Set task — Gather every line of the entries that includes the word "type".
━━ Information supplied
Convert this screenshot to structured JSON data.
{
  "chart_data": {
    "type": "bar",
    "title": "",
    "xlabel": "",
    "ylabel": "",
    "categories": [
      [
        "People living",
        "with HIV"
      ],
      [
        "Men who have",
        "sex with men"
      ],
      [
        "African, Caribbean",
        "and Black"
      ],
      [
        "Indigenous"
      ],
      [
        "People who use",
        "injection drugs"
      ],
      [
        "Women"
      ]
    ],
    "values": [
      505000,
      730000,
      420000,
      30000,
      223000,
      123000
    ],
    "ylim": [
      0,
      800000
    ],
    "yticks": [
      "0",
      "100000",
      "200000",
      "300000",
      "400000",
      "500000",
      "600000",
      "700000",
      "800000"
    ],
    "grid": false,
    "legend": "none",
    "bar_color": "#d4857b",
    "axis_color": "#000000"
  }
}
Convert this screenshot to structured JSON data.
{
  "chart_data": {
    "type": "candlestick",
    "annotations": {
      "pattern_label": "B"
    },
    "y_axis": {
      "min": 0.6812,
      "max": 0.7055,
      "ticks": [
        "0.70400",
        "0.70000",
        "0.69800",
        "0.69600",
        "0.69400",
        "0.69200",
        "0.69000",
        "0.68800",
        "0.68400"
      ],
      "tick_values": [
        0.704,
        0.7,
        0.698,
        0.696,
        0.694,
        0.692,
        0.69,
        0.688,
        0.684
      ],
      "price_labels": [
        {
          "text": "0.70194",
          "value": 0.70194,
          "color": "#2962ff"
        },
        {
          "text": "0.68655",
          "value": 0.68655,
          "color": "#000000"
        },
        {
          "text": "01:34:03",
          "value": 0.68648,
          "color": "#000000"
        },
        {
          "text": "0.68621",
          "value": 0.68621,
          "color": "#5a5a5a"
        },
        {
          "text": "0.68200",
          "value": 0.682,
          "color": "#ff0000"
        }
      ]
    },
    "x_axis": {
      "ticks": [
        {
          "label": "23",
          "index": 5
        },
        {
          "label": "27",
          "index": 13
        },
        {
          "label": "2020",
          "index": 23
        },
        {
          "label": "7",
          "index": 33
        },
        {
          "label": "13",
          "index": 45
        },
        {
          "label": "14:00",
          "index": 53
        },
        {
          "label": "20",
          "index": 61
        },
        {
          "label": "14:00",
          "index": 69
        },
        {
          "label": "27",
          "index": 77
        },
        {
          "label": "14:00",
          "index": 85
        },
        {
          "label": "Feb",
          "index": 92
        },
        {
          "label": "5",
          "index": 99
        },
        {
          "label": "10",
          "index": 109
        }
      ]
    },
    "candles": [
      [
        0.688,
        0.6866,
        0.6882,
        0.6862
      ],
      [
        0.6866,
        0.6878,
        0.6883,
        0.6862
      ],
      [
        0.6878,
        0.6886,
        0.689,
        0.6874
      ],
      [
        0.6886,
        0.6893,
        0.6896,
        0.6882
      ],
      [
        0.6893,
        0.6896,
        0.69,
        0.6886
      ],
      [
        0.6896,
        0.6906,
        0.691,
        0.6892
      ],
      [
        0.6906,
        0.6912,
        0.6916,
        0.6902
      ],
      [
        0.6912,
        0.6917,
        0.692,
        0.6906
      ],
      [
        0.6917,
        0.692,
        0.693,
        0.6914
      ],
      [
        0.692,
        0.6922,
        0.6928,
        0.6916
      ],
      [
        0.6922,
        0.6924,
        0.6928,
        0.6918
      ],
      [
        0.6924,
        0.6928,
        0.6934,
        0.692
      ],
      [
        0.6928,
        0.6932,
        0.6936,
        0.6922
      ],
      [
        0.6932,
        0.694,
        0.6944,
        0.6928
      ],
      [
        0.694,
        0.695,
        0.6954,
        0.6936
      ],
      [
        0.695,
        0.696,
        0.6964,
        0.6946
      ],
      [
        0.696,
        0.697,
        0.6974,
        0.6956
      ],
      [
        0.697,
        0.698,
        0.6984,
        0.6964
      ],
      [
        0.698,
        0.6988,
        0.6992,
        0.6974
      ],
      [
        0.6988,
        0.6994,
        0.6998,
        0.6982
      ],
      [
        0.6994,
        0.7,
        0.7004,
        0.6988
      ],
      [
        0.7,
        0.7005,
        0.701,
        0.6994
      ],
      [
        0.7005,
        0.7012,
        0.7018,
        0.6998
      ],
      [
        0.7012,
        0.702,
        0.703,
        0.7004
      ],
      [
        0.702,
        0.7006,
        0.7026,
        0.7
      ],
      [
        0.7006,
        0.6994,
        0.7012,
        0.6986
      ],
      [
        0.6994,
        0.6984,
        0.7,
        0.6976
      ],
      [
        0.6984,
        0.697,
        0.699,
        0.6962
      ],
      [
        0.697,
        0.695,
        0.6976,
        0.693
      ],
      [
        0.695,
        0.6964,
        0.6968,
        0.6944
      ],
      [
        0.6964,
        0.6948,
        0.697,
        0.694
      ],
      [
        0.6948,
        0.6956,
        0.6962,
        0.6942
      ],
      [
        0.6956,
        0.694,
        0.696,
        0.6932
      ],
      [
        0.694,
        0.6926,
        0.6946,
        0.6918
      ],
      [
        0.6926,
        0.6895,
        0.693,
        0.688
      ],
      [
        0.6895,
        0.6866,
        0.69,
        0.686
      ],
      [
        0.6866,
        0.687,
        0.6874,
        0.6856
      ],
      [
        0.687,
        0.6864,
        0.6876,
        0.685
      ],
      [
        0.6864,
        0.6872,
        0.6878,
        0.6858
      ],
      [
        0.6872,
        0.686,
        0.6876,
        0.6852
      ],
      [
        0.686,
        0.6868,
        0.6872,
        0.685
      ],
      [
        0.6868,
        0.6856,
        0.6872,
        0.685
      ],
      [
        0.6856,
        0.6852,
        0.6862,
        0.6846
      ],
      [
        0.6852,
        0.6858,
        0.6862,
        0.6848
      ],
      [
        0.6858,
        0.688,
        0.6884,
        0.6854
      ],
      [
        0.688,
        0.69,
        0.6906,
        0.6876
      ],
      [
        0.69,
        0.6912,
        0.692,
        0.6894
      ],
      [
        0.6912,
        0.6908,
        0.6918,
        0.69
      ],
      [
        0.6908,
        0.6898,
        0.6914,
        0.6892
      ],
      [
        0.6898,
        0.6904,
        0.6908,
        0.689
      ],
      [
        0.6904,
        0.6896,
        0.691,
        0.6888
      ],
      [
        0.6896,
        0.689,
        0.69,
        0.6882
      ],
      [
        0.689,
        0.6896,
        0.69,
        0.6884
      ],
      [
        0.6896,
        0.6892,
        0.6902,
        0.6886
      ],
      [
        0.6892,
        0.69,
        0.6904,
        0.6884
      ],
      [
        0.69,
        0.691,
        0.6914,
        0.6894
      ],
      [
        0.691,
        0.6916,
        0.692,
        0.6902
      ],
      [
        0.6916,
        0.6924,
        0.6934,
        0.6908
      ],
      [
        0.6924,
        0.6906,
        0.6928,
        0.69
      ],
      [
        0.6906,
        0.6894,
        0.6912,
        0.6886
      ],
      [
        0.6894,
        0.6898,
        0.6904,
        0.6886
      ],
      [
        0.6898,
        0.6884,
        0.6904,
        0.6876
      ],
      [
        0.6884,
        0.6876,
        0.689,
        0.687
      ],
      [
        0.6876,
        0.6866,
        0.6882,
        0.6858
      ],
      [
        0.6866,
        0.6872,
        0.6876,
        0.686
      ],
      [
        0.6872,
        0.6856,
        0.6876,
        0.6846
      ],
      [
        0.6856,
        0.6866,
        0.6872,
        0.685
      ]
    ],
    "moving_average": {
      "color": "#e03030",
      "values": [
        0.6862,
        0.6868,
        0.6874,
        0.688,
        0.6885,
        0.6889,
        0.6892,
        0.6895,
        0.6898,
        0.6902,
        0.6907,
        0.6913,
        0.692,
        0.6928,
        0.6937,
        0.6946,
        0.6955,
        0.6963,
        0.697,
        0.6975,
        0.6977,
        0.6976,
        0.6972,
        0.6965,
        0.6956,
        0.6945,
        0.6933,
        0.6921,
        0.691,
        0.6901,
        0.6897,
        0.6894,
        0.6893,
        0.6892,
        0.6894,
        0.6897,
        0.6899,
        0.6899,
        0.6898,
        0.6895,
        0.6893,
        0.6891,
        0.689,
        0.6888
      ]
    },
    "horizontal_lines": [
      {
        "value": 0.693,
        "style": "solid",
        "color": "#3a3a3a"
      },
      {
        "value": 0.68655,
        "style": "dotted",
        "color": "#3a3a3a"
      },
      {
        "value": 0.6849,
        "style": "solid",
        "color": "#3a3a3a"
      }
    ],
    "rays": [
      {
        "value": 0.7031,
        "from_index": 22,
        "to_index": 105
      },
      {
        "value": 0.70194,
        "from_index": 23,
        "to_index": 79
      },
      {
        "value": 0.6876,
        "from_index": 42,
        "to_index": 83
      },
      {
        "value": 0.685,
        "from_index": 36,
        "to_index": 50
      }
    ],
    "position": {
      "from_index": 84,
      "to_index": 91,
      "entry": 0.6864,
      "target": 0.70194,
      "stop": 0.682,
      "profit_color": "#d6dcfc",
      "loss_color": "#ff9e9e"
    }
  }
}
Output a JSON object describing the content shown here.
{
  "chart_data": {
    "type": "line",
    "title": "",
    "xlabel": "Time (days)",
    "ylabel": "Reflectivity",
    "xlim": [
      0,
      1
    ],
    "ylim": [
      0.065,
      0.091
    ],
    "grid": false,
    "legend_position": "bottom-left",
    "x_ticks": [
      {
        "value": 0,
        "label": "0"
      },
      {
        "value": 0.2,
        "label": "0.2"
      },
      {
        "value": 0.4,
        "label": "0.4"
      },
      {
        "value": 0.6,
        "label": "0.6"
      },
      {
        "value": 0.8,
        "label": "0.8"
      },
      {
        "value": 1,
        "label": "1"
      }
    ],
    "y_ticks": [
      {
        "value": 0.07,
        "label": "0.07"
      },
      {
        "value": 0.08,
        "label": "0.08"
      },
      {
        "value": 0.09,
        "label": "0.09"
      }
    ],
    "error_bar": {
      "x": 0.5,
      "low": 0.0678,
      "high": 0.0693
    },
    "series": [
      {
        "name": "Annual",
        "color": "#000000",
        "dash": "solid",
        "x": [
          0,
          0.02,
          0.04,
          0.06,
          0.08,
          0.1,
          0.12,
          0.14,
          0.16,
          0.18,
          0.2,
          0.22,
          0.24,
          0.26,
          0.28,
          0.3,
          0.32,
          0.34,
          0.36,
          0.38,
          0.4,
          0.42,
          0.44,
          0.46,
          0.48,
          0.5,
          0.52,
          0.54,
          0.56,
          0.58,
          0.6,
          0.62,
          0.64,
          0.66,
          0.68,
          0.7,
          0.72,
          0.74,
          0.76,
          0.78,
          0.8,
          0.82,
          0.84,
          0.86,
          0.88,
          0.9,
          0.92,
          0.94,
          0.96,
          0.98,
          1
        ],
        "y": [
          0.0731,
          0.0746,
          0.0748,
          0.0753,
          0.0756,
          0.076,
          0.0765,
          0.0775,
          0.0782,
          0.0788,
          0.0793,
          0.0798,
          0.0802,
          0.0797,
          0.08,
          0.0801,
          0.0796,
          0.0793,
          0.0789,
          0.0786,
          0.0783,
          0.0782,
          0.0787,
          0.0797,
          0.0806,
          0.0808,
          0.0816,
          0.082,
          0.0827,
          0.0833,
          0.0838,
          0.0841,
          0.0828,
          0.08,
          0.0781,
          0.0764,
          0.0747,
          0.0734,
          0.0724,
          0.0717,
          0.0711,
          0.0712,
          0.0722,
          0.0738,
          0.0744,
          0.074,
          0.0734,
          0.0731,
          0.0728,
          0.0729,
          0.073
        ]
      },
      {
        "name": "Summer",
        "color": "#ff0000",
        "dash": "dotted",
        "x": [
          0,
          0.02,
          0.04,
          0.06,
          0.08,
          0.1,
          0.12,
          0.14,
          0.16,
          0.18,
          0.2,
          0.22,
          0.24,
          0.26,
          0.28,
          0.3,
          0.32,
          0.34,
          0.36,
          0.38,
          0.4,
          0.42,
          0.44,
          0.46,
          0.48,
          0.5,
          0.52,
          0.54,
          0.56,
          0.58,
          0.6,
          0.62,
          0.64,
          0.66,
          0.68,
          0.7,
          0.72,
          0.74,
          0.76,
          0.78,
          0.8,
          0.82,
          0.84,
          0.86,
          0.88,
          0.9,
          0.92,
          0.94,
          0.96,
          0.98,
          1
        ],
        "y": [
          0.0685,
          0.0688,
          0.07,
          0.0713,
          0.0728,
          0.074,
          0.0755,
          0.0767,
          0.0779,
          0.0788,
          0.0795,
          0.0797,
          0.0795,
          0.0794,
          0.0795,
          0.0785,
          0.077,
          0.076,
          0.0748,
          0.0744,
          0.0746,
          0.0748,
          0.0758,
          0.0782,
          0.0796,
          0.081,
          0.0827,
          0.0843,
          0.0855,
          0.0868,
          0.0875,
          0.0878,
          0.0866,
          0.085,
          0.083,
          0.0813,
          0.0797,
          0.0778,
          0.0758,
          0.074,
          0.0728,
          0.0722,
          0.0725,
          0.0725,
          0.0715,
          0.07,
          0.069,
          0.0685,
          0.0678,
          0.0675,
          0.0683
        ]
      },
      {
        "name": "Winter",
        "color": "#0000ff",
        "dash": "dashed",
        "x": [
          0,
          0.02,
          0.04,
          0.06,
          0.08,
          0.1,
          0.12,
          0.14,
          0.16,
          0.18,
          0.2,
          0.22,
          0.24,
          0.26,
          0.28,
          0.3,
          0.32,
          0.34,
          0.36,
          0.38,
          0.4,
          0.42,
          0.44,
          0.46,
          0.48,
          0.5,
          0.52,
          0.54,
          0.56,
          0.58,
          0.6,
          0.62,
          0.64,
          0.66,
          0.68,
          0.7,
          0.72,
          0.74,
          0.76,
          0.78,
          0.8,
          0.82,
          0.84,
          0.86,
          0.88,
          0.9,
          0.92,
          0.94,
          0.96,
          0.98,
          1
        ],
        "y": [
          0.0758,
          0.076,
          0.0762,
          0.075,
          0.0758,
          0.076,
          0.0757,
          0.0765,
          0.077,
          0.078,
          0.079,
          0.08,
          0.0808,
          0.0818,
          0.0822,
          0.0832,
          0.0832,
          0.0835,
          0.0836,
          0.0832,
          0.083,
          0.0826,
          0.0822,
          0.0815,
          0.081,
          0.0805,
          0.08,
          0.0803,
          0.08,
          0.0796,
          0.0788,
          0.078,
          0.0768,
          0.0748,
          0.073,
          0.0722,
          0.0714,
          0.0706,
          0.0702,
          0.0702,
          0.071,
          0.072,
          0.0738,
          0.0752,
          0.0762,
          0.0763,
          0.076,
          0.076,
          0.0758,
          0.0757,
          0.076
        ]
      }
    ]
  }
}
━━━━
Output of the task —
    "type": "bar",
    "type": "candlestick",
    "type": "line",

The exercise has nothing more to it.